(Extracted data entries)
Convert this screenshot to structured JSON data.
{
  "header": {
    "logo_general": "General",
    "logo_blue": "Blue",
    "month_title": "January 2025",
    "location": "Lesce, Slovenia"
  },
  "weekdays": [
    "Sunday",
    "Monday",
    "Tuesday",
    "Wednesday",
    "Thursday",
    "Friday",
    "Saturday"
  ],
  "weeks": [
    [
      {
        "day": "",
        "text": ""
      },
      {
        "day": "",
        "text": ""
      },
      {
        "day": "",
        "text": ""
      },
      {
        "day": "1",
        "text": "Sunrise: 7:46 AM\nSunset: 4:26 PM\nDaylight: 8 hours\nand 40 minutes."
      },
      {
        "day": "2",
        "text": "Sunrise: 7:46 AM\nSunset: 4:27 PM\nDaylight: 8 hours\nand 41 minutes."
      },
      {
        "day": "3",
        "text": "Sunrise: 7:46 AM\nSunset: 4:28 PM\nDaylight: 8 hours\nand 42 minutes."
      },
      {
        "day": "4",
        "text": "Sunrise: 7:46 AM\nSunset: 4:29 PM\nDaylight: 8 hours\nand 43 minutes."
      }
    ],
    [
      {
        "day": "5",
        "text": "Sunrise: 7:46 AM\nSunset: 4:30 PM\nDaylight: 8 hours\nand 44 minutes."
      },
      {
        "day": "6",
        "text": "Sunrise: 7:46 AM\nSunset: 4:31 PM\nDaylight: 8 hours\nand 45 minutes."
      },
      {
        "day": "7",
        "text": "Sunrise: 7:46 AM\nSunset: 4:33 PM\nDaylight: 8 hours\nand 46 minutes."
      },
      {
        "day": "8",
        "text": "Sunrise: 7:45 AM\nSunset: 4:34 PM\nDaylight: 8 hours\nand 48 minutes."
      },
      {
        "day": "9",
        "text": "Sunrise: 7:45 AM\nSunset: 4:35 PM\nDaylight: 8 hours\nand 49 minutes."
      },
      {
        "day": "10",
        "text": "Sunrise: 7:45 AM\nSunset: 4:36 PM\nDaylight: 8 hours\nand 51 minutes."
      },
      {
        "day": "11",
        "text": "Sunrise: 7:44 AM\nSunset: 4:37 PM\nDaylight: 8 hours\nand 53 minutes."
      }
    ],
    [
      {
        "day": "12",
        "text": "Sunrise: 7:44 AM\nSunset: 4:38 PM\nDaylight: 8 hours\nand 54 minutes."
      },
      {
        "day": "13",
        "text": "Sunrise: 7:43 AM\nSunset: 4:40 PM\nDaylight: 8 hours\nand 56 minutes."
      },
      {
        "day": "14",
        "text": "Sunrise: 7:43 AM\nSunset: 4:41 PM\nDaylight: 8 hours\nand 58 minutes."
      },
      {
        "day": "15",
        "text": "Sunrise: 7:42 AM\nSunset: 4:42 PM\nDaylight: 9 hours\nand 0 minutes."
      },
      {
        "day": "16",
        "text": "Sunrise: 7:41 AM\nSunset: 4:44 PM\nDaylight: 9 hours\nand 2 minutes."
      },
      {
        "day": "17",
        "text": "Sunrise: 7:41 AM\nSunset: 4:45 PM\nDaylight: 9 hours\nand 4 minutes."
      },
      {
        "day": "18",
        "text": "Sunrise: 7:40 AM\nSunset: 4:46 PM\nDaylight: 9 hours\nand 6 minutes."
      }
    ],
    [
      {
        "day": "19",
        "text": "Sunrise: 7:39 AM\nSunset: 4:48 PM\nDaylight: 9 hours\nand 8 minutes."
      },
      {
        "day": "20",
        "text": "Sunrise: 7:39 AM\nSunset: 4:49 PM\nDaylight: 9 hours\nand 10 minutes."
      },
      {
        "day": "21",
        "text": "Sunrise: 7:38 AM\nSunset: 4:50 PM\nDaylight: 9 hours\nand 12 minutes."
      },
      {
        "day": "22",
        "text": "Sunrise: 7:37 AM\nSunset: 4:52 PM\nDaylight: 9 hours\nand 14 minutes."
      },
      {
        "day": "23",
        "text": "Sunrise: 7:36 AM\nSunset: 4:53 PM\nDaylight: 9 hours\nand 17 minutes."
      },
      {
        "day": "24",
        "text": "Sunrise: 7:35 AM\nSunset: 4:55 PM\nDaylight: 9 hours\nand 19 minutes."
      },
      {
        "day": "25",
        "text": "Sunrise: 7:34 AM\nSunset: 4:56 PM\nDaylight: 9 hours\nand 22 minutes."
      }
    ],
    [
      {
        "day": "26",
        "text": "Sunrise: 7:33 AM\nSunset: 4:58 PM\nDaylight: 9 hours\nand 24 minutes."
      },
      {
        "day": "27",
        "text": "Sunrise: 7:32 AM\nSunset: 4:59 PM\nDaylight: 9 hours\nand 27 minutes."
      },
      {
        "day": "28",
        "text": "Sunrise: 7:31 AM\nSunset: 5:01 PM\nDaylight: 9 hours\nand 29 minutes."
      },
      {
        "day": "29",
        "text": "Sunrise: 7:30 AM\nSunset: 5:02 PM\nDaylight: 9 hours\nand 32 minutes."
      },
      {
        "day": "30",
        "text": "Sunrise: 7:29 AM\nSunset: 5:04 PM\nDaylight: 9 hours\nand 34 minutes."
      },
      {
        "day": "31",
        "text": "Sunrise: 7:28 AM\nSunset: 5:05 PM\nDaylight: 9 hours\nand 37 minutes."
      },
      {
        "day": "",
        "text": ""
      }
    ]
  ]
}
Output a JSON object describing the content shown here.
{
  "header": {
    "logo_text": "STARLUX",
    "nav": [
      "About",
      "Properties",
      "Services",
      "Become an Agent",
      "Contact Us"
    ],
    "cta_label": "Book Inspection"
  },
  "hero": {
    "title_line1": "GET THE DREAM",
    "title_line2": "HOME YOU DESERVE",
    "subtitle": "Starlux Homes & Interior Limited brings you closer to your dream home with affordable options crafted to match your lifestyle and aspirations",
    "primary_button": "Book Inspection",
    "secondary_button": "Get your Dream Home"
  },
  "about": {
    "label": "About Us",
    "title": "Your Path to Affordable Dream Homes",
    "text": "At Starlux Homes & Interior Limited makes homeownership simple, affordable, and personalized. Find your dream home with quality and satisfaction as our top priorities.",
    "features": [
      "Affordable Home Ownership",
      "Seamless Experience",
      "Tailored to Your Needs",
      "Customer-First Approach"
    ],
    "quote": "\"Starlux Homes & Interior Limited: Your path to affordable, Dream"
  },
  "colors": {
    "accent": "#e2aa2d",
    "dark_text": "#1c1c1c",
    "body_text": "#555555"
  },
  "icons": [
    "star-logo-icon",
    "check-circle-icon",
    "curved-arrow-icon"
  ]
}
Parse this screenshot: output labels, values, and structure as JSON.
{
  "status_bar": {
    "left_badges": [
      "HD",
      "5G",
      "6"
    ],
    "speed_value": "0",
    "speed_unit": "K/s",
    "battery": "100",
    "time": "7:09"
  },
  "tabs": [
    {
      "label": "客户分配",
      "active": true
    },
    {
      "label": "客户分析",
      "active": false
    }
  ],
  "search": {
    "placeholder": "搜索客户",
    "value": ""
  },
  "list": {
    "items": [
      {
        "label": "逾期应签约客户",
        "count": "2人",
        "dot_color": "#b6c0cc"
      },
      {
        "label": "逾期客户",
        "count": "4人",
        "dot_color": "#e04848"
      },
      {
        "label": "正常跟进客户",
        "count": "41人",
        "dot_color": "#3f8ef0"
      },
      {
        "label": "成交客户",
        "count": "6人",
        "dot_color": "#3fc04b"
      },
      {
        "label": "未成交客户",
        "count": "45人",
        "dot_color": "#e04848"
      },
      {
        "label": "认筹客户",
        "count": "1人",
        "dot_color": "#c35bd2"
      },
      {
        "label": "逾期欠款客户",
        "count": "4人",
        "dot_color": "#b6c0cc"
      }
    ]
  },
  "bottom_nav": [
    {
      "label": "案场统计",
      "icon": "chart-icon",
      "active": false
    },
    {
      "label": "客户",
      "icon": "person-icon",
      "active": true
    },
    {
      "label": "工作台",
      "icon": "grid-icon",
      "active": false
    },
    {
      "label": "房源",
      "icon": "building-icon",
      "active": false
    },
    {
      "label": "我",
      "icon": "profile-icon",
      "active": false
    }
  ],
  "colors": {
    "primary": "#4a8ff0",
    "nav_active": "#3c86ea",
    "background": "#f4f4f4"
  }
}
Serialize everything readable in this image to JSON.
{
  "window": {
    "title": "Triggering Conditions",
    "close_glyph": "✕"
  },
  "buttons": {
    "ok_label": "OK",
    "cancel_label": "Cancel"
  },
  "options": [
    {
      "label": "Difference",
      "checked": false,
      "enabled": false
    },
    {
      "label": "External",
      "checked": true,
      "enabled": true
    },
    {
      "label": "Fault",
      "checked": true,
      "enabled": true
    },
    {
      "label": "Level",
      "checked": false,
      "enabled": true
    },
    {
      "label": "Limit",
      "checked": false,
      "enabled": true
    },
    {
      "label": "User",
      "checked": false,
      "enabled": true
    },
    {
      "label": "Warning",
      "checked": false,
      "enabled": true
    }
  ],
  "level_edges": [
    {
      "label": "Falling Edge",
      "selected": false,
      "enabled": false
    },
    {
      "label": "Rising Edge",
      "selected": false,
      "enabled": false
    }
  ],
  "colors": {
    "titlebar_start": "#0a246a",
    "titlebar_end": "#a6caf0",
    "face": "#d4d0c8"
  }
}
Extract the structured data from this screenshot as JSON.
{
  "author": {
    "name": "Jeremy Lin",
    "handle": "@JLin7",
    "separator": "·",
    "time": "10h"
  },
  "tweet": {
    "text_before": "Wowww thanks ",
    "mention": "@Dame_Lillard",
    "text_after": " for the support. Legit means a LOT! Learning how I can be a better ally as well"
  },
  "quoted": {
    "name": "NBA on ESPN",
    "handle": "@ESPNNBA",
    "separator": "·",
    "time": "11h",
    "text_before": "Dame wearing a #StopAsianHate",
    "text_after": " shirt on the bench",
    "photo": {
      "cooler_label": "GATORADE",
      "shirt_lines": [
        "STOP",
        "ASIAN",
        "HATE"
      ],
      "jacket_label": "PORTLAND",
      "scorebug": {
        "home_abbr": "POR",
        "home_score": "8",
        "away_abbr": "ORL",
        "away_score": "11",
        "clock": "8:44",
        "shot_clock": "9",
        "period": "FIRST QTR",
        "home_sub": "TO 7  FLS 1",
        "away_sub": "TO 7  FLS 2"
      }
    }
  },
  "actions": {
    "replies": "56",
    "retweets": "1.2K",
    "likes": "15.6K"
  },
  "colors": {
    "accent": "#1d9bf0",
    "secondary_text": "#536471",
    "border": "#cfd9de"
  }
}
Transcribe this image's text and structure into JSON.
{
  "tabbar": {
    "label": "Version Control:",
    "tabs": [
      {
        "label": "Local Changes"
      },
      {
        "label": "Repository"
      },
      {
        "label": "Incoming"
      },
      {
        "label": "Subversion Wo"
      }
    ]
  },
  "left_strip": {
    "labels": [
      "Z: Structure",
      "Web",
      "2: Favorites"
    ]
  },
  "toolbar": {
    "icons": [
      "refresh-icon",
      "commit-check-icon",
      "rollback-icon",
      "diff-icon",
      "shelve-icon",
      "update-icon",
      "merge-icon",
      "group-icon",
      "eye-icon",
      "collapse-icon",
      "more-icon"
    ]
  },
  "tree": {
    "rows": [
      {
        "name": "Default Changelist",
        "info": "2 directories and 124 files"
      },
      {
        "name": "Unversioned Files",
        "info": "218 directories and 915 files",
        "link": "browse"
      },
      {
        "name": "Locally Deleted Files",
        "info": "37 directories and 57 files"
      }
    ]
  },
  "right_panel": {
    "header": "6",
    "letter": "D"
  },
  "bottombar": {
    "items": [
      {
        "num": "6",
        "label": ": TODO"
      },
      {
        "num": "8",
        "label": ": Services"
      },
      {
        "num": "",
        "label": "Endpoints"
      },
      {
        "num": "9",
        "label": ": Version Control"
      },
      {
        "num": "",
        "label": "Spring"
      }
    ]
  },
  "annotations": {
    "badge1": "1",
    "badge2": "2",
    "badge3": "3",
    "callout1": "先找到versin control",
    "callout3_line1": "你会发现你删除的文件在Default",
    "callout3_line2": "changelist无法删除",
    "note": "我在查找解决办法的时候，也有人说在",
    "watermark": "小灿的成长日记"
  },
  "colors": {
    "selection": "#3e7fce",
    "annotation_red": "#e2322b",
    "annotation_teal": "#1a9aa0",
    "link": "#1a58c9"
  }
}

OBJECTIVE ▸ Every line containing the string "Homes" must be listed.

OUTPUT FOR THIS EXERCISE ▸
    "subtitle": "Starlux Homes & Interior Limited brings you closer to your dream home with affordable options crafted to match your lifestyle and aspirations",
    "title": "Your Path to Affordable Dream Homes",
    "text": "At Starlux Homes & Interior Limited makes homeownership simple, affordable, and personalized. Find your dream home with quality and satisfaction as our top priorities.",
    "quote": "\"Starlux Homes & Interior Limited: Your path to affordable, Dream"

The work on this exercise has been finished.